-- START OF EXTRACTED INFORMATION --

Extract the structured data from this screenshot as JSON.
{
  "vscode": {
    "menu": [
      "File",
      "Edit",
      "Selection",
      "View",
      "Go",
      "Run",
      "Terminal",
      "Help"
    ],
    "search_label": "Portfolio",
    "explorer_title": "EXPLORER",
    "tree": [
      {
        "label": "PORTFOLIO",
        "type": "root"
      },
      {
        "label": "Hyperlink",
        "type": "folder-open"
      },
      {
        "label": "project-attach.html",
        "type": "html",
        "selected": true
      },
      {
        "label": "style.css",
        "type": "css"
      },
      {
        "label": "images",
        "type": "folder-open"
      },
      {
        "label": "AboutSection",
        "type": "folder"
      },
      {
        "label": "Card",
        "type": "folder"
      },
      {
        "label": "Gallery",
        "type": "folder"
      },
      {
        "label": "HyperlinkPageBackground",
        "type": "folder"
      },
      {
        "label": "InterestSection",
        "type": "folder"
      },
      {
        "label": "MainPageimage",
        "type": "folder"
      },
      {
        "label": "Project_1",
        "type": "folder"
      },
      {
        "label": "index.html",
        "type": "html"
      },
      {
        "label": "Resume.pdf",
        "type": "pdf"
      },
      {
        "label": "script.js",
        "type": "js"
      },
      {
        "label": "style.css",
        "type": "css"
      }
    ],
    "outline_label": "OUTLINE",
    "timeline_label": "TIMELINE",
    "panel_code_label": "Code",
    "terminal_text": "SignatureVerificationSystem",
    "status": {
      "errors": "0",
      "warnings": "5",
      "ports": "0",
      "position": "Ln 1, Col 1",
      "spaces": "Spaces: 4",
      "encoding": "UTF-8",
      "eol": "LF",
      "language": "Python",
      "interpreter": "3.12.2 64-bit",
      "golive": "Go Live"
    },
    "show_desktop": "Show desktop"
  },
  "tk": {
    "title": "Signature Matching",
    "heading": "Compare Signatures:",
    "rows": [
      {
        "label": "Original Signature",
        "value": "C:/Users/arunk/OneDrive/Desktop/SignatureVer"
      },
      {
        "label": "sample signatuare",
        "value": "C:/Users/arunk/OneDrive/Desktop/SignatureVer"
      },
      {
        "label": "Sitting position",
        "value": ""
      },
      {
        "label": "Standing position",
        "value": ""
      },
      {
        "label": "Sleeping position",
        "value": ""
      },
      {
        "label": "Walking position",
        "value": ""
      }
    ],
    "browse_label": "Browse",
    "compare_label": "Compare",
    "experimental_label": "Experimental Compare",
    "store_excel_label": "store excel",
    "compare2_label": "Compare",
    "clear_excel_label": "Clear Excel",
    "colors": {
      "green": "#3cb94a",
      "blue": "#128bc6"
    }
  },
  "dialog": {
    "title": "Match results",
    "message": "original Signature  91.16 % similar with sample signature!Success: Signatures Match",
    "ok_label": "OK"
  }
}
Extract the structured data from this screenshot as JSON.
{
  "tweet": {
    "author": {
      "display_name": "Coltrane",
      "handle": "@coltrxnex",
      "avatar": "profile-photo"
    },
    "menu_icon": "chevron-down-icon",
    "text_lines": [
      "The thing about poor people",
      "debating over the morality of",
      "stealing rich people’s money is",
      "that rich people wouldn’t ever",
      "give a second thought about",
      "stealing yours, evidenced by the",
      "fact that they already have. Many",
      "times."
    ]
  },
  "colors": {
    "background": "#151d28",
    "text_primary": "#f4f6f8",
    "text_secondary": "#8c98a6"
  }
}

-- END OF EXTRACTED INFORMATION --

> [BRIEF] Would you restate each of the entries word for word?

> [TASK OUTPUT]
Extract the structured data from this screenshot as JSON.
{
  "vscode": {
    "menu": [
      "File",
      "Edit",
      "Selection",
      "View",
      "Go",
      "Run",
      "Terminal",
      "Help"
    ],
    "search_label": "Portfolio",
    "explorer_title": "EXPLORER",
    "tree": [
      {
        "label": "PORTFOLIO",
        "type": "root"
      },
      {
        "label": "Hyperlink",
        "type": "folder-open"
      },
      {
        "label": "project-attach.html",
        "type": "html",
        "selected": true
      },
      {
        "label": "style.css",
        "type": "css"
      },
      {
        "label": "images",
        "type": "folder-open"
      },
      {
        "label": "AboutSection",
        "type": "folder"
      },
      {
        "label": "Card",
        "type": "folder"
      },
      {
        "label": "Gallery",
        "type": "folder"
      },
      {
        "label": "HyperlinkPageBackground",
        "type": "folder"
      },
      {
        "label": "InterestSection",
        "type": "folder"
      },
      {
        "label": "MainPageimage",
        "type": "folder"
      },
      {
        "label": "Project_1",
        "type": "folder"
      },
      {
        "label": "index.html",
        "type": "html"
      },
      {
        "label": "Resume.pdf",
        "type": "pdf"
      },
      {
        "label": "script.js",
        "type": "js"
      },
      {
        "label": "style.css",
        "type": "css"
      }
    ],
    "outline_label": "OUTLINE",
    "timeline_label": "TIMELINE",
    "panel_code_label": "Code",
    "terminal_text": "SignatureVerificationSystem",
    "status": {
      "errors": "0",
      "warnings": "5",
      "ports": "0",
      "position": "Ln 1, Col 1",
      "spaces": "Spaces: 4",
      "encoding": "UTF-8",
      "eol": "LF",
      "language": "Python",
      "interpreter": "3.12.2 64-bit",
      "golive": "Go Live"
    },
    "show_desktop": "Show desktop"
  },
  "tk": {
    "title": "Signature Matching",
    "heading": "Compare Signatures:",
    "rows": [
      {
        "label": "Original Signature",
        "value": "C:/Users/arunk/OneDrive/Desktop/SignatureVer"
      },
      {
        "label": "sample signatuare",
        "value": "C:/Users/arunk/OneDrive/Desktop/SignatureVer"
      },
      {
        "label": "Sitting position",
        "value": ""
      },
      {
        "label": "Standing position",
        "value": ""
      },
      {
        "label": "Sleeping position",
        "value": ""
      },
      {
        "label": "Walking position",
        "value": ""
      }
    ],
    "browse_label": "Browse",
    "compare_label": "Compare",
    "experimental_label": "Experimental Compare",
    "store_excel_label": "store excel",
    "compare2_label": "Compare",
    "clear_excel_label": "Clear Excel",
    "colors": {
      "green": "#3cb94a",
      "blue": "#128bc6"
    }
  },
  "dialog": {
    "title": "Match results",
    "message": "original Signature  91.16 % similar with sample signature!Success: Signatures Match",
    "ok_label": "OK"
  }
}
Extract the structured data from this screenshot as JSON.
{
  "tweet": {
    "author": {
      "display_name": "Coltrane",
      "handle": "@coltrxnex",
      "avatar": "profile-photo"
    },
    "menu_icon": "chevron-down-icon",
    "text_lines": [
      "The thing about poor people",
      "debating over the morality of",
      "stealing rich people’s money is",
      "that rich people wouldn’t ever",
      "give a second thought about",
      "stealing yours, evidenced by the",
      "fact that they already have. Many",
      "times."
    ]
  },
  "colors": {
    "background": "#151d28",
    "text_primary": "#f4f6f8",
    "text_secondary": "#8c98a6"
  }
}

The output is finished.